┌──

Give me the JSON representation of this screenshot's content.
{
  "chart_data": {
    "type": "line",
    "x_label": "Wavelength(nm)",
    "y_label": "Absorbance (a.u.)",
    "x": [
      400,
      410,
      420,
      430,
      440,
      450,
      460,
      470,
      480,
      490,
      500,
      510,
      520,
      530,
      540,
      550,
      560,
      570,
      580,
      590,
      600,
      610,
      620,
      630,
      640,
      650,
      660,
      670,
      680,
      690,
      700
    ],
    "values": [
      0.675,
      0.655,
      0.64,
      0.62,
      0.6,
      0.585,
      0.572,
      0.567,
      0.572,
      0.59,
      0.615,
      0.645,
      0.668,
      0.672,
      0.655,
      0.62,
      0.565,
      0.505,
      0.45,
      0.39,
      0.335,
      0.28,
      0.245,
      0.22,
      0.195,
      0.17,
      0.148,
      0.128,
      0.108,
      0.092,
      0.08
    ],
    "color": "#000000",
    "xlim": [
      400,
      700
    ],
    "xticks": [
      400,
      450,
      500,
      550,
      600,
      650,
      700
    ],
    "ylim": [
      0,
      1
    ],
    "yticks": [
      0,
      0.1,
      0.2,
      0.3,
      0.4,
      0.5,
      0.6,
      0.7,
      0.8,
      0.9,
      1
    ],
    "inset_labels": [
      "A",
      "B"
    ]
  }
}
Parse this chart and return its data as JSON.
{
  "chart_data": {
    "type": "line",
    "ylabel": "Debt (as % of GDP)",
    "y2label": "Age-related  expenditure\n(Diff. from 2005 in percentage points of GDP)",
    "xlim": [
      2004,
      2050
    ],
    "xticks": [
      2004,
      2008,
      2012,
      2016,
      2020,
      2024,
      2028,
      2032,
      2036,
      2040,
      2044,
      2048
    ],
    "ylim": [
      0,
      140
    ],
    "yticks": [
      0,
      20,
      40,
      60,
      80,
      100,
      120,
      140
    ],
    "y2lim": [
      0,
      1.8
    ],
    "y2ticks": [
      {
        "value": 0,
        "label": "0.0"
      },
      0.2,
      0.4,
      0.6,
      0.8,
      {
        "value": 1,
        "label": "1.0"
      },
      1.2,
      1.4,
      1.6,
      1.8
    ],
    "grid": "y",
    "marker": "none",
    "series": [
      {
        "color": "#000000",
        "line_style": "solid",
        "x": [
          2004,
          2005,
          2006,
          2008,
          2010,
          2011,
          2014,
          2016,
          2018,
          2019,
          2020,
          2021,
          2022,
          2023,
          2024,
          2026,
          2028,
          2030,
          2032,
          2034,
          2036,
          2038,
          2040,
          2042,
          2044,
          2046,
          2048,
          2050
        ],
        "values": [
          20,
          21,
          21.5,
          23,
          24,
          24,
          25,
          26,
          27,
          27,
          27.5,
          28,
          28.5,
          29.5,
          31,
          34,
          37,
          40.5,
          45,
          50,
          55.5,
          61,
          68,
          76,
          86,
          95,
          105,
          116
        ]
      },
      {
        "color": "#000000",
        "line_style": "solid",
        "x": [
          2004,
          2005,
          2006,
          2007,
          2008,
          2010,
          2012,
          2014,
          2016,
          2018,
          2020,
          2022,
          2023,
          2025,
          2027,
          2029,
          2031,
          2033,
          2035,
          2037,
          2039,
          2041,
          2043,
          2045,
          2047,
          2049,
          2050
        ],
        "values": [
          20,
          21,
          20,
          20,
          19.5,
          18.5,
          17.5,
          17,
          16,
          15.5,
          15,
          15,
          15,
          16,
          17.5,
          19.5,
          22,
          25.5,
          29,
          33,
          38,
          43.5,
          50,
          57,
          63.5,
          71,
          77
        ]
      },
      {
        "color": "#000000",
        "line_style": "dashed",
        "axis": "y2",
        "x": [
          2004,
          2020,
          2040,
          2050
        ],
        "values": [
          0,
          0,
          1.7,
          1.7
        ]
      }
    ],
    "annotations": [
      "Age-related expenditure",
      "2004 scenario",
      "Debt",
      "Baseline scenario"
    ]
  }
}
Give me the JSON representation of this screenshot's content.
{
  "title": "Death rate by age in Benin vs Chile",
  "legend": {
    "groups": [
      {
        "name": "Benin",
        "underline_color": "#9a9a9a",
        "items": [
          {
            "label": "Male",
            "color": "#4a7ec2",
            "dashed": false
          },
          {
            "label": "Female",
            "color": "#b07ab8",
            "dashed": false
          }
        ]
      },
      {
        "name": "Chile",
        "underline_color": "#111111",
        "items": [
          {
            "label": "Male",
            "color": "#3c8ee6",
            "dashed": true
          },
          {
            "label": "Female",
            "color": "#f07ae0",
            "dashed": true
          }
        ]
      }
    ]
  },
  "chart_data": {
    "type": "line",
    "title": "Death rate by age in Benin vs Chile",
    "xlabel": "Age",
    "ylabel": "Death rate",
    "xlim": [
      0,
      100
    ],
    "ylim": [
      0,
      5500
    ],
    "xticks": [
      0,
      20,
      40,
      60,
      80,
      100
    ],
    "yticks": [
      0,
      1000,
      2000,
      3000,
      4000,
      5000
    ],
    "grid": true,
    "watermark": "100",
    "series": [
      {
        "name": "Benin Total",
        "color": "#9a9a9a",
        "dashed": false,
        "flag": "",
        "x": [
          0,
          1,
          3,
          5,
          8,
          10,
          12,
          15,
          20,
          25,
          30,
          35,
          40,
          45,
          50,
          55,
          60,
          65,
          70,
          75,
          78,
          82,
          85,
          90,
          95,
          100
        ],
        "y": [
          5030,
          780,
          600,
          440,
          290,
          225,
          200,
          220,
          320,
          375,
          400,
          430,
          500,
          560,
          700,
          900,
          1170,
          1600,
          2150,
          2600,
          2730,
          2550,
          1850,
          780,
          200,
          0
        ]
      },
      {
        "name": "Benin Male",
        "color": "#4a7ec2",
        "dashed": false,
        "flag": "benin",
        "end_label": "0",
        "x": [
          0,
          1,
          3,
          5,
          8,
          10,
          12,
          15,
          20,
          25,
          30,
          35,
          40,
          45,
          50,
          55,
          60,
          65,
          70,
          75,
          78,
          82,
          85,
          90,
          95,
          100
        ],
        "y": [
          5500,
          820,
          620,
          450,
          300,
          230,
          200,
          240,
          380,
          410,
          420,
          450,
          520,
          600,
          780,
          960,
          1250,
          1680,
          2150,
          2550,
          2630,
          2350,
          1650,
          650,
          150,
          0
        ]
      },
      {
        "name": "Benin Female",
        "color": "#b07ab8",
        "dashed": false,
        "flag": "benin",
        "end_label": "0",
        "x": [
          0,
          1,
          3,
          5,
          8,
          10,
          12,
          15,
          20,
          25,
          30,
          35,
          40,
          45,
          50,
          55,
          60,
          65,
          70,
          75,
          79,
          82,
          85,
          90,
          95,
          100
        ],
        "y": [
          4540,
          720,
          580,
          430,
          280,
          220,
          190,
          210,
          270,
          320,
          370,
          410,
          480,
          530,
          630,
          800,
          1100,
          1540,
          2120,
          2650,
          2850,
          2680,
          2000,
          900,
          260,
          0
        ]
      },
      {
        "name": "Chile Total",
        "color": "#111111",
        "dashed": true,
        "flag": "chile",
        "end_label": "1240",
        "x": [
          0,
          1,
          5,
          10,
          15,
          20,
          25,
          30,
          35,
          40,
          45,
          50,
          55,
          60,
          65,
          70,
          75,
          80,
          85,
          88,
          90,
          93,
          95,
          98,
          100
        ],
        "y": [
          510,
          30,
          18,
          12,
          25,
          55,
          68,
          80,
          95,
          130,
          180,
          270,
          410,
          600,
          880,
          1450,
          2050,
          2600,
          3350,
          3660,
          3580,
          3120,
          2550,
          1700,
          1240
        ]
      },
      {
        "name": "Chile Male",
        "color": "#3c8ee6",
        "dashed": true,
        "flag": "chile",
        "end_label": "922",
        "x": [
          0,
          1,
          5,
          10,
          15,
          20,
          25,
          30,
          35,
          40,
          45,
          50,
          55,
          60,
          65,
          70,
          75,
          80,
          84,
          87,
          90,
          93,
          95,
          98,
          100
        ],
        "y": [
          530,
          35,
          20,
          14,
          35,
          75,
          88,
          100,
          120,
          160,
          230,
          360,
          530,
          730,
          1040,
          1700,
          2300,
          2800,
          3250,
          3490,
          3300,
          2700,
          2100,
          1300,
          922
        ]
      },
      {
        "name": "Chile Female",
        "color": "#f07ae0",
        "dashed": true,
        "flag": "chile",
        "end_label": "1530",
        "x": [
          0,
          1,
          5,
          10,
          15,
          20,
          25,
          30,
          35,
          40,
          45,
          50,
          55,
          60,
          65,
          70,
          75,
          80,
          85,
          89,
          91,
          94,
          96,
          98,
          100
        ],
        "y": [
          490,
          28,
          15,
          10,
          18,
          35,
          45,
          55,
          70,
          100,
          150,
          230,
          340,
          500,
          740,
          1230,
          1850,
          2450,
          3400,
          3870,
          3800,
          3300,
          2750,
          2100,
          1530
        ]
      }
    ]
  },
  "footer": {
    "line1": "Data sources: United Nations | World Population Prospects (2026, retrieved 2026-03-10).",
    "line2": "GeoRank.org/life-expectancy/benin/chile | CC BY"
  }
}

└──

> _EXERCISE INSTRUCTIONS_
Filter out all lines lacking the word "rate" and copy the rest.

> _RESPONSE TO THIS TASK_
  "title": "Death rate by age in Benin vs Chile",
    "title": "Death rate by age in Benin vs Chile",
    "ylabel": "Death rate",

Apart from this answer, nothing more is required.